• [Exercise details]: Every line that includes the word "saving" is to be listed.

=-=-=-=-=

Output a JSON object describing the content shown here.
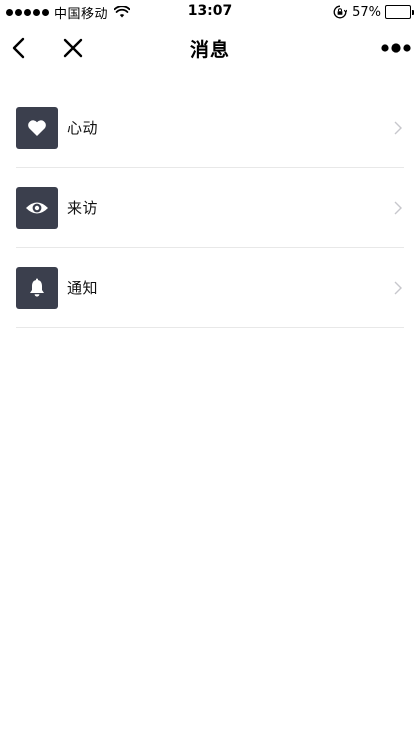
{
  "status_bar": {
    "carrier": "中国移动",
    "time": "13:07",
    "battery": "57%",
    "battery_level": 0.57
  },
  "nav": {
    "title": "消息",
    "back_icon": "chevron-left-icon",
    "close_icon": "close-icon",
    "more_icon": "more-dots-icon"
  },
  "list": {
    "items": [
      {
        "label": "心动",
        "icon": "heart-icon"
      },
      {
        "label": "来访",
        "icon": "eye-icon"
      },
      {
        "label": "通知",
        "icon": "bell-icon"
      }
    ]
  },
  "colors": {
    "icon_tile": "#3b3f4d",
    "divider": "#e8e8e8",
    "chevron": "#c7c7cc"
  }
}
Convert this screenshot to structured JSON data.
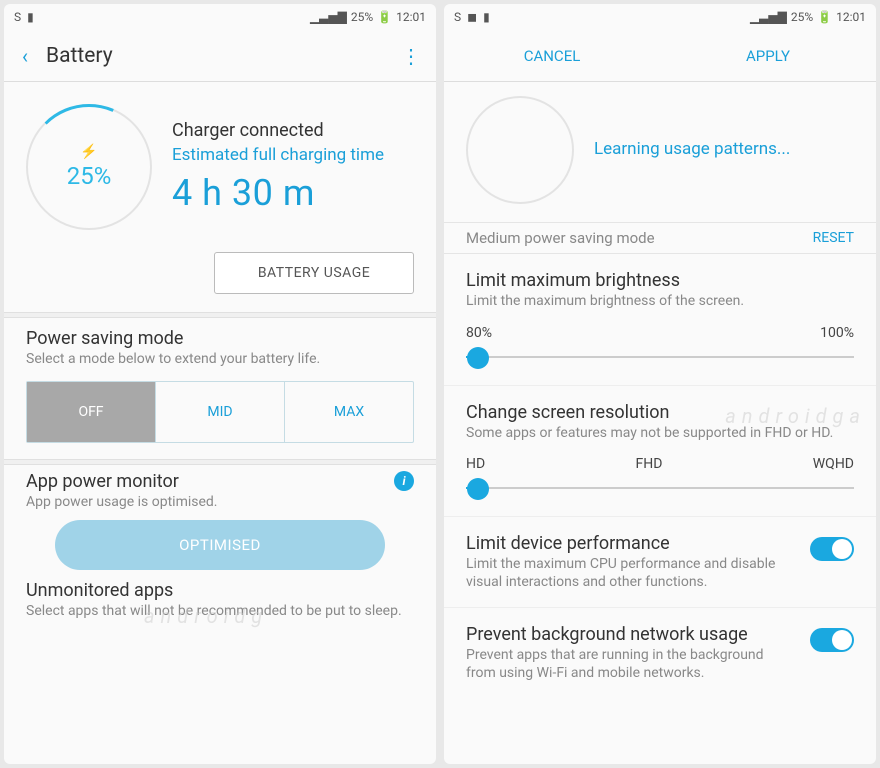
{
  "statusbar": {
    "pct": "25%",
    "time": "12:01",
    "s": "S"
  },
  "left": {
    "title": "Battery",
    "charge": {
      "pct": "25%",
      "connected": "Charger connected",
      "est_label": "Estimated full charging time",
      "time": "4 h 30 m",
      "usage_btn": "BATTERY USAGE"
    },
    "psm": {
      "title": "Power saving mode",
      "sub": "Select a mode below to extend your battery life.",
      "off": "OFF",
      "mid": "MID",
      "max": "MAX"
    },
    "apm": {
      "title": "App power monitor",
      "sub": "App power usage is optimised.",
      "btn": "OPTIMISED"
    },
    "un": {
      "title": "Unmonitored apps",
      "sub": "Select apps that will not be recommended to be put to sleep."
    }
  },
  "right": {
    "cancel": "CANCEL",
    "apply": "APPLY",
    "patterns": "Learning usage patterns...",
    "mode": "Medium power saving mode",
    "reset": "RESET",
    "brightness": {
      "title": "Limit maximum brightness",
      "sub": "Limit the maximum brightness of the screen.",
      "low": "80%",
      "high": "100%"
    },
    "res": {
      "title": "Change screen resolution",
      "sub": "Some apps or features may not be supported in FHD or HD.",
      "hd": "HD",
      "fhd": "FHD",
      "wqhd": "WQHD"
    },
    "perf": {
      "title": "Limit device performance",
      "sub": "Limit the maximum CPU performance and disable visual interactions and other functions."
    },
    "bg": {
      "title": "Prevent background network usage",
      "sub": "Prevent apps that are running in the background from using Wi-Fi and mobile networks."
    }
  }
}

=-=-=-=-=

• [Expected answer]:
      "title": "Power saving mode",
    "mode": "Medium power saving mode",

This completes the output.